Dataset items:

= = = = =

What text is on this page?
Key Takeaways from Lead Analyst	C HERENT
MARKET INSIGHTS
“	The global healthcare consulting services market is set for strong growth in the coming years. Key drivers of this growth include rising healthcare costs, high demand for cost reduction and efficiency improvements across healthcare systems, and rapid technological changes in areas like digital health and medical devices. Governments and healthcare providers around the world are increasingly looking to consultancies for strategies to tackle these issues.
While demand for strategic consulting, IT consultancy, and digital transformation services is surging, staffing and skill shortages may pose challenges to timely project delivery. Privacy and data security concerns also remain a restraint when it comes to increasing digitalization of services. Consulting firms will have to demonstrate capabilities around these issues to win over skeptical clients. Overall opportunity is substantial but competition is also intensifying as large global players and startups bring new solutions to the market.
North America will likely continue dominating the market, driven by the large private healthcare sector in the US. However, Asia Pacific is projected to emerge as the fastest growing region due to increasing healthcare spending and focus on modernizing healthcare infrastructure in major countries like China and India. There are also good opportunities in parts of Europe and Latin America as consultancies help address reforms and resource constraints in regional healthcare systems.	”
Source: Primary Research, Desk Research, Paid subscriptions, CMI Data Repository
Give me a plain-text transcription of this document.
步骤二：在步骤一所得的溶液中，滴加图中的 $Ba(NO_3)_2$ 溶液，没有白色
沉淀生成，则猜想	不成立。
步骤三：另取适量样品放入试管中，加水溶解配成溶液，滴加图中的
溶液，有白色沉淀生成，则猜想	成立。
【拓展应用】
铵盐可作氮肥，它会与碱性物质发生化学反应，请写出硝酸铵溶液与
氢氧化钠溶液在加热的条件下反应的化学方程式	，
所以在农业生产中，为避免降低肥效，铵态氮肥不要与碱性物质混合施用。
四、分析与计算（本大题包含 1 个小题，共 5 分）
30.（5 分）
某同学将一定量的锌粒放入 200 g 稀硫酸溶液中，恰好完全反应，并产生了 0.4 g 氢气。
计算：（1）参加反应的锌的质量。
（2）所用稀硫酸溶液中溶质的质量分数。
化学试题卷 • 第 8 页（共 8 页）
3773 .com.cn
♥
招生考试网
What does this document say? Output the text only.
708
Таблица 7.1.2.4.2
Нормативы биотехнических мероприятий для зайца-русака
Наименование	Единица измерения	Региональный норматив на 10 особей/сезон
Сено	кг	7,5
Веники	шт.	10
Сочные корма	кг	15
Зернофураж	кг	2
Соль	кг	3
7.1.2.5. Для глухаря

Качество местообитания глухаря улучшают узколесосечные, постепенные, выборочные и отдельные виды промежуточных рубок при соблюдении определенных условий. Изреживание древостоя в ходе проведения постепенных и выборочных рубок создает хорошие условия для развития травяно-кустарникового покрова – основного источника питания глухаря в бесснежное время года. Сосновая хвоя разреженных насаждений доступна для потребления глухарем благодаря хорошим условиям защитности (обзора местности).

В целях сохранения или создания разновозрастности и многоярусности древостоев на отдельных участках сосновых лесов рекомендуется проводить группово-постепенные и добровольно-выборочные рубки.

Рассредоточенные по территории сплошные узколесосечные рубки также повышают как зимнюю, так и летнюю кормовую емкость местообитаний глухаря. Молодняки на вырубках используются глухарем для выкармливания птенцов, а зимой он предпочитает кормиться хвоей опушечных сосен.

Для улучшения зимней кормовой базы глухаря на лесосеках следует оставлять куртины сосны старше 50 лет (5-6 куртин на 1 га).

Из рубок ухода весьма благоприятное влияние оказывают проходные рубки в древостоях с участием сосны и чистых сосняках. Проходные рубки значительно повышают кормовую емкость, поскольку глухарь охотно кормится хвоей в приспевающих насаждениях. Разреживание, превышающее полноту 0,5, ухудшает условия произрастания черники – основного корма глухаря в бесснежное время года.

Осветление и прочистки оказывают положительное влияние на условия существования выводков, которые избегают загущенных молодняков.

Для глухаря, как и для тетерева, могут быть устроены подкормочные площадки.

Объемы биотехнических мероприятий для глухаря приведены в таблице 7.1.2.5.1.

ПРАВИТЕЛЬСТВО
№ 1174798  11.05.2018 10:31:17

= = = = =

__YOUR OBJECTIVE__: Return all of the data word for word.

__FULL ANSWER__:
What text is on this page?
Key Takeaways from Lead Analyst	C HERENT
MARKET INSIGHTS
“	The global healthcare consulting services market is set for strong growth in the coming years. Key drivers of this growth include rising healthcare costs, high demand for cost reduction and efficiency improvements across healthcare systems, and rapid technological changes in areas like digital health and medical devices. Governments and healthcare providers around the world are increasingly looking to consultancies for strategies to tackle these issues.
While demand for strategic consulting, IT consultancy, and digital transformation services is surging, staffing and skill shortages may pose challenges to timely project delivery. Privacy and data security concerns also remain a restraint when it comes to increasing digitalization of services. Consulting firms will have to demonstrate capabilities around these issues to win over skeptical clients. Overall opportunity is substantial but competition is also intensifying as large global players and startups bring new solutions to the market.
North America will likely continue dominating the market, driven by the large private healthcare sector in the US. However, Asia Pacific is projected to emerge as the fastest growing region due to increasing healthcare spending and focus on modernizing healthcare infrastructure in major countries like China and India. There are also good opportunities in parts of Europe and Latin America as consultancies help address reforms and resource constraints in regional healthcare systems.	”
Source: Primary Research, Desk Research, Paid subscriptions, CMI Data Repository
Give me a plain-text transcription of this document.
步骤二：在步骤一所得的溶液中，滴加图中的 $Ba(NO_3)_2$ 溶液，没有白色
沉淀生成，则猜想	不成立。
步骤三：另取适量样品放入试管中，加水溶解配成溶液，滴加图中的
溶液，有白色沉淀生成，则猜想	成立。
【拓展应用】
铵盐可作氮肥，它会与碱性物质发生化学反应，请写出硝酸铵溶液与
氢氧化钠溶液在加热的条件下反应的化学方程式	，
所以在农业生产中，为避免降低肥效，铵态氮肥不要与碱性物质混合施用。
四、分析与计算（本大题包含 1 个小题，共 5 分）
30.（5 分）
某同学将一定量的锌粒放入 200 g 稀硫酸溶液中，恰好完全反应，并产生了 0.4 g 氢气。
计算：（1）参加反应的锌的质量。
（2）所用稀硫酸溶液中溶质的质量分数。
化学试题卷 • 第 8 页（共 8 页）
3773 .com.cn
♥
招生考试网
What does this document say? Output the text only.
708
Таблица 7.1.2.4.2
Нормативы биотехнических мероприятий для зайца-русака
Наименование	Единица измерения	Региональный норматив на 10 особей/сезон
Сено	кг	7,5
Веники	шт.	10
Сочные корма	кг	15
Зернофураж	кг	2
Соль	кг	3
7.1.2.5. Для глухаря

Качество местообитания глухаря улучшают узколесосечные, постепенные, выборочные и отдельные виды промежуточных рубок при соблюдении определенных условий. Изреживание древостоя в ходе проведения постепенных и выборочных рубок создает хорошие условия для развития травяно-кустарникового покрова – основного источника питания глухаря в бесснежное время года. Сосновая хвоя разреженных насаждений доступна для потребления глухарем благодаря хорошим условиям защитности (обзора местности).

В целях сохранения или создания разновозрастности и многоярусности древостоев на отдельных участках сосновых лесов рекомендуется проводить группово-постепенные и добровольно-выборочные рубки.

Рассредоточенные по территории сплошные узколесосечные рубки также повышают как зимнюю, так и летнюю кормовую емкость местообитаний глухаря. Молодняки на вырубках используются глухарем для выкармливания птенцов, а зимой он предпочитает кормиться хвоей опушечных сосен.

Для улучшения зимней кормовой базы глухаря на лесосеках следует оставлять куртины сосны старше 50 лет (5-6 куртин на 1 га).

Из рубок ухода весьма благоприятное влияние оказывают проходные рубки в древостоях с участием сосны и чистых сосняках. Проходные рубки значительно повышают кормовую емкость, поскольку глухарь охотно кормится хвоей в приспевающих насаждениях. Разреживание, превышающее полноту 0,5, ухудшает условия произрастания черники – основного корма глухаря в бесснежное время года.

Осветление и прочистки оказывают положительное влияние на условия существования выводков, которые избегают загущенных молодняков.

Для глухаря, как и для тетерева, могут быть устроены подкормочные площадки.

Объемы биотехнических мероприятий для глухаря приведены в таблице 7.1.2.5.1.

ПРАВИТЕЛЬСТВО
№ 1174798  11.05.2018 10:31:17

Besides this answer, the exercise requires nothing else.